» **Short task**:
Lines that contain "growth" are to be counted; give only their number.

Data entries
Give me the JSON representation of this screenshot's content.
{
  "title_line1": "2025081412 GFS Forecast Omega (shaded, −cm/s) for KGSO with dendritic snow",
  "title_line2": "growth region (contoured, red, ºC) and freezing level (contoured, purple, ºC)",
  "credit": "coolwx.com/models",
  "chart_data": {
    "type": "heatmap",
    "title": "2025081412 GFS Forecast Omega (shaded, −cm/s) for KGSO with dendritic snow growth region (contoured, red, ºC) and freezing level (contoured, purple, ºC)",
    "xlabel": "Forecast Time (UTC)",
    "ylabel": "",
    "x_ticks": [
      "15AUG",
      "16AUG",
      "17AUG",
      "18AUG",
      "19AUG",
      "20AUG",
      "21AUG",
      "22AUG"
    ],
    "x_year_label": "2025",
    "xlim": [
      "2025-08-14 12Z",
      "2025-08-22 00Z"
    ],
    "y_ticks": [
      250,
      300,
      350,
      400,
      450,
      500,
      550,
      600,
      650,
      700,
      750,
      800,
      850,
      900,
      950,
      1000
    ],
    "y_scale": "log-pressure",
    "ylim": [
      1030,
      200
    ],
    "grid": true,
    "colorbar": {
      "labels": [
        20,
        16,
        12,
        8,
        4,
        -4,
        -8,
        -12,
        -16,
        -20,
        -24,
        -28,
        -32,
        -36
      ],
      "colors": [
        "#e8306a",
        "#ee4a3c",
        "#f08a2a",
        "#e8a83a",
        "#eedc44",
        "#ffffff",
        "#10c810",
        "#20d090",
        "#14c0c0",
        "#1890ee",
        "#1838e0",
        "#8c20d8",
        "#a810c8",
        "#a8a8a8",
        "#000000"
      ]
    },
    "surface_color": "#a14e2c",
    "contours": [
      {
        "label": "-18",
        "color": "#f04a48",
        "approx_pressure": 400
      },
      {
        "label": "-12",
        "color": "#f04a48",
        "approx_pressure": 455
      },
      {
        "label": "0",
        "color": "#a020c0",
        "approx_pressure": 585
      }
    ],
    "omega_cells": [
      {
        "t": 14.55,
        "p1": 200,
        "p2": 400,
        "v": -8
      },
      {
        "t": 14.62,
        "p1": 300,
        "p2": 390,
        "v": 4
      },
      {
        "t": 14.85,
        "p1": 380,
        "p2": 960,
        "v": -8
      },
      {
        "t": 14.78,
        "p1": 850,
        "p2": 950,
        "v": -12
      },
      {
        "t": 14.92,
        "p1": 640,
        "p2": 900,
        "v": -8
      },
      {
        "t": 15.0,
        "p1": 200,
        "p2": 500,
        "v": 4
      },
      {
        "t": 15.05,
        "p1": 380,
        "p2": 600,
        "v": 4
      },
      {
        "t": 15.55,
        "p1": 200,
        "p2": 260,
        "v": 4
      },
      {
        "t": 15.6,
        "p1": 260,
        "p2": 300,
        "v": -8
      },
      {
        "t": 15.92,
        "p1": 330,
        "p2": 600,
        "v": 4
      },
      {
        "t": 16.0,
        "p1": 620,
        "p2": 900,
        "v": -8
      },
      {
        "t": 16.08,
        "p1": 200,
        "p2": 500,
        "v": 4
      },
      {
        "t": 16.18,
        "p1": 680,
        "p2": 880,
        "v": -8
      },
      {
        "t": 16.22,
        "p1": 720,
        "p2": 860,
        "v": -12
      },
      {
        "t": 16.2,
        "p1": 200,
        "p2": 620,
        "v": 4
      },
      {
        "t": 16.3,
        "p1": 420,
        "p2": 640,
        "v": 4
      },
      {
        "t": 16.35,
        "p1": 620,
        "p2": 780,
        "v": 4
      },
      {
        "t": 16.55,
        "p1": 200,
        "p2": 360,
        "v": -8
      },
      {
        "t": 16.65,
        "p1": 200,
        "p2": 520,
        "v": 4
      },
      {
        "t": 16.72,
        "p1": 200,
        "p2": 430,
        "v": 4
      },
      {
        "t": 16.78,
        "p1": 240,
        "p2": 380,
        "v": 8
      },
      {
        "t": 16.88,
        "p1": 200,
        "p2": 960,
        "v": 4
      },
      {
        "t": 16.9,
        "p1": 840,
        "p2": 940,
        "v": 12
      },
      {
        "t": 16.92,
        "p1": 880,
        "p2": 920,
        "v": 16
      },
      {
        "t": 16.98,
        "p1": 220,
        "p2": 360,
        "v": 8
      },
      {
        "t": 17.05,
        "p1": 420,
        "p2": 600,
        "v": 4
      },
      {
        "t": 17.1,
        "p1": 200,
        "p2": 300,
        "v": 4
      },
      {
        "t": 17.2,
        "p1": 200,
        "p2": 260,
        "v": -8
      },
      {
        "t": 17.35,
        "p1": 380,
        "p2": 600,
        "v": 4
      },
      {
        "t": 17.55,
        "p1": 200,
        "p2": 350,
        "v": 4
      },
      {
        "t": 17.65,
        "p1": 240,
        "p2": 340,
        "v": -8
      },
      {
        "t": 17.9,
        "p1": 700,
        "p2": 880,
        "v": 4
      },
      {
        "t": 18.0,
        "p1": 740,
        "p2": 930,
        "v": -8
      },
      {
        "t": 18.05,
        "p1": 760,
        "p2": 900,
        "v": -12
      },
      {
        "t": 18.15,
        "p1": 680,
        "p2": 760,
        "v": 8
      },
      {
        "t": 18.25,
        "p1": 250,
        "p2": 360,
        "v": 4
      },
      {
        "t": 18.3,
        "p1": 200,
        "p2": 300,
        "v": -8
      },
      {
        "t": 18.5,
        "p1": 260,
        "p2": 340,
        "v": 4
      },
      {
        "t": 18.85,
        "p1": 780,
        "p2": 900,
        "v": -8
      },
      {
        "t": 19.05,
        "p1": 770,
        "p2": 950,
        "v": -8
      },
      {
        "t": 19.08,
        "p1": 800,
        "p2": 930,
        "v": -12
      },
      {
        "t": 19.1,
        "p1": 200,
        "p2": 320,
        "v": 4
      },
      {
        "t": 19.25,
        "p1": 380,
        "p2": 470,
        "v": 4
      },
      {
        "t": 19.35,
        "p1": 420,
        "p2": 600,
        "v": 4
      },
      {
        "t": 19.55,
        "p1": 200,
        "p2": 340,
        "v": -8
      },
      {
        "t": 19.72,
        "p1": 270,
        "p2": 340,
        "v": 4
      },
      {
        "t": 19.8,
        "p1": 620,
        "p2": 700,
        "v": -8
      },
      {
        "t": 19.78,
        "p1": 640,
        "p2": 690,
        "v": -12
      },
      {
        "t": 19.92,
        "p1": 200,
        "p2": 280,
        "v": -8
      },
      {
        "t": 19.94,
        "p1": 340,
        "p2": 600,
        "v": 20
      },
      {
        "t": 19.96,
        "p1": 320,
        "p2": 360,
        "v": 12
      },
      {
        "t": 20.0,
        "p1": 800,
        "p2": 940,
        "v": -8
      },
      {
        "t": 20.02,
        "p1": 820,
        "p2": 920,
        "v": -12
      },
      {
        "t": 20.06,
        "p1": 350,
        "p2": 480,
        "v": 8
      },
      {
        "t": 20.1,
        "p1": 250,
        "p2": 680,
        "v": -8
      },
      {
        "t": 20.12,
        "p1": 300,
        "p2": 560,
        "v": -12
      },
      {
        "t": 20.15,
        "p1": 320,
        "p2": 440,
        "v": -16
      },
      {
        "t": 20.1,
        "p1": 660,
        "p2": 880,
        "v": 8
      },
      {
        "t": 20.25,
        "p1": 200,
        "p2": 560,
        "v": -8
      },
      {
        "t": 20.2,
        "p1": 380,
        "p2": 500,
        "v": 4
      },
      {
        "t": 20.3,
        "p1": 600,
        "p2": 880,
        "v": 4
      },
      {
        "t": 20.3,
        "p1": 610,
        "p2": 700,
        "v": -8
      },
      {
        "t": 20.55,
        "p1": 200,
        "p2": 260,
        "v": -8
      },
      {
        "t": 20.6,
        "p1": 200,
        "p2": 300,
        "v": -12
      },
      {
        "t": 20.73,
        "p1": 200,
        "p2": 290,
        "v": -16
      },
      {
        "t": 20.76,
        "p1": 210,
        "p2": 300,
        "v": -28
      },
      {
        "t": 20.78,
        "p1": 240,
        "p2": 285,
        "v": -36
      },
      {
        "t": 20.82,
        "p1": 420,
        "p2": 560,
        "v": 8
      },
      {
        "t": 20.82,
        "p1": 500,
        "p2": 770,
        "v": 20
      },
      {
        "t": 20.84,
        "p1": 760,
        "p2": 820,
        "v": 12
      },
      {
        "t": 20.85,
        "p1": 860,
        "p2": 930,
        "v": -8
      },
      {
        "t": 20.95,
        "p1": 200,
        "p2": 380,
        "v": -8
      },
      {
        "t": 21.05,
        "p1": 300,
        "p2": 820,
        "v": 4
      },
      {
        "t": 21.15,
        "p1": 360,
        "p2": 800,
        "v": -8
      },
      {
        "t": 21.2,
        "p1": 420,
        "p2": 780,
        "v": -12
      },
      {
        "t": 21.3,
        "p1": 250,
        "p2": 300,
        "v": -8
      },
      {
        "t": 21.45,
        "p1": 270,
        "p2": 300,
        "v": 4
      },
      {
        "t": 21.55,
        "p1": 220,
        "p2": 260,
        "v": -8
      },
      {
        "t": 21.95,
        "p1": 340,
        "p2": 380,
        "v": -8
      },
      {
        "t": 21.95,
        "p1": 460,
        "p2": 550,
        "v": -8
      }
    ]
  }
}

» **Result for this exercise**:
2